*CHALLENGE*. Find every line in the records below that holds the word "процедуры" and copy it.
[Start STORED DATA]
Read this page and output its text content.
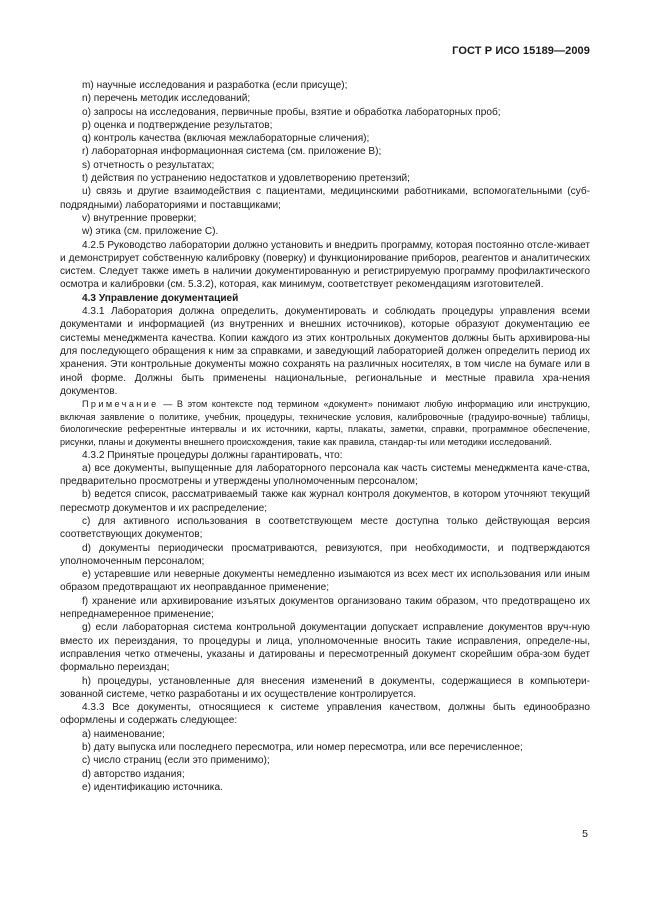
ГОСТ Р ИСО 15189—2009

m) научные исследования и разработка (если присуще);

n) перечень методик исследований;

o) запросы на исследования, первичные пробы, взятие и обработка лабораторных проб;

p) оценка и подтверждение результатов;

q) контроль качества (включая межлабораторные сличения);

r) лабораторная информационная система (см. приложение B);

s) отчетность о результатах;

t) действия по устранению недостатков и удовлетворению претензий;

u) связь и другие взаимодействия с пациентами, медицинскими работниками, вспомогательными (суб-подрядными) лабораториями и поставщиками;

v) внутренние проверки;

w) этика (см. приложение C).

4.2.5 Руководство лаборатории должно установить и внедрить программу, которая постоянно отсле-живает и демонстрирует собственную калибровку (поверку) и функционирование приборов, реагентов и аналитических систем. Следует также иметь в наличии документированную и регистрируемую программу профилактического осмотра и калибровки (см. 5.3.2), которая, как минимум, соответствует рекомендациям изготовителей.

4.3 Управление документацией

4.3.1 Лаборатория должна определить, документировать и соблюдать процедуры управления всеми документами и информацией (из внутренних и внешних источников), которые образуют документацию ее системы менеджмента качества. Копии каждого из этих контрольных документов должны быть архивирова-ны для последующего обращения к ним за справками, и заведующий лабораторией должен определить период их хранения. Эти контрольные документы можно сохранять на различных носителях, в том числе на бумаге или в иной форме. Должны быть применены национальные, региональные и местные правила хра-нения документов.

Примечание — В этом контексте под термином «документ» понимают любую информацию или инструкцию, включая заявление о политике, учебник, процедуры, технические условия, калибровочные (градуиро-вочные) таблицы, биологические референтные интервалы и их источники, карты, плакаты, заметки, справки, программное обеспечение, рисунки, планы и документы внешнего происхождения, такие как правила, стандар-ты или методики исследований.

4.3.2 Принятые процедуры должны гарантировать, что:

a) все документы, выпущенные для лабораторного персонала как часть системы менеджмента каче-ства, предварительно просмотрены и утверждены уполномоченным персоналом;

b) ведется список, рассматриваемый также как журнал контроля документов, в котором уточняют текущий пересмотр документов и их распределение;

c) для активного использования в соответствующем месте доступна только действующая версия соответствующих документов;

d) документы периодически просматриваются, ревизуются, при необходимости, и подтверждаются уполномоченным персоналом;

e) устаревшие или неверные документы немедленно изымаются из всех мест их использования или иным образом предотвращают их неоправданное применение;

f) хранение или архивирование изъятых документов организовано таким образом, что предотвращено их непреднамеренное применение;

g) если лабораторная система контрольной документации допускает исправление документов вруч-ную вместо их переиздания, то процедуры и лица, уполномоченные вносить такие исправления, определе-ны, исправления четко отмечены, указаны и датированы и пересмотренный документ скорейшим обра-зом будет формально переиздан;

h) процедуры, установленные для внесения изменений в документы, содержащиеся в компьютери-зованной системе, четко разработаны и их осуществление контролируется.

4.3.3 Все документы, относящиеся к системе управления качеством, должны быть единообразно оформлены и содержать следующее:

a) наименование;

b) дату выпуска или последнего пересмотра, или номер пересмотра, или все перечисленное;

c) число страниц (если это применимо);

d) авторство издания;

e) идентификацию источника.

5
[End STORED DATA]
*EXERCISE RESULT*.
4.3.1 Лаборатория должна определить, документировать и соблюдать процедуры управления всеми документами и информацией (из внутренних и внешних источников), которые образуют документацию ее системы менеджмента качества. Копии каждого из этих контрольных документов должны быть архивирова-ны для последующего обращения к ним за справками, и заведующий лабораторией должен определить период их хранения. Эти контрольные документы можно сохранять на различных носителях, в том числе на бумаге или в иной форме. Должны быть применены национальные, региональные и местные правила хра-нения документов.
Примечание — В этом контексте под термином «документ» понимают любую информацию или инструкцию, включая заявление о политике, учебник, процедуры, технические условия, калибровочные (градуиро-вочные) таблицы, биологические референтные интервалы и их источники, карты, плакаты, заметки, справки, программное обеспечение, рисунки, планы и документы внешнего происхождения, такие как правила, стандар-ты или методики исследований.
4.3.2 Принятые процедуры должны гарантировать, что:
g) если лабораторная система контрольной документации допускает исправление документов вруч-ную вместо их переиздания, то процедуры и лица, уполномоченные вносить такие исправления, определе-ны, исправления четко отмечены, указаны и датированы и пересмотренный документ скорейшим обра-зом будет формально переиздан;
h) процедуры, установленные для внесения изменений в документы, содержащиеся в компьютери-зованной системе, четко разработаны и их осуществление контролируется.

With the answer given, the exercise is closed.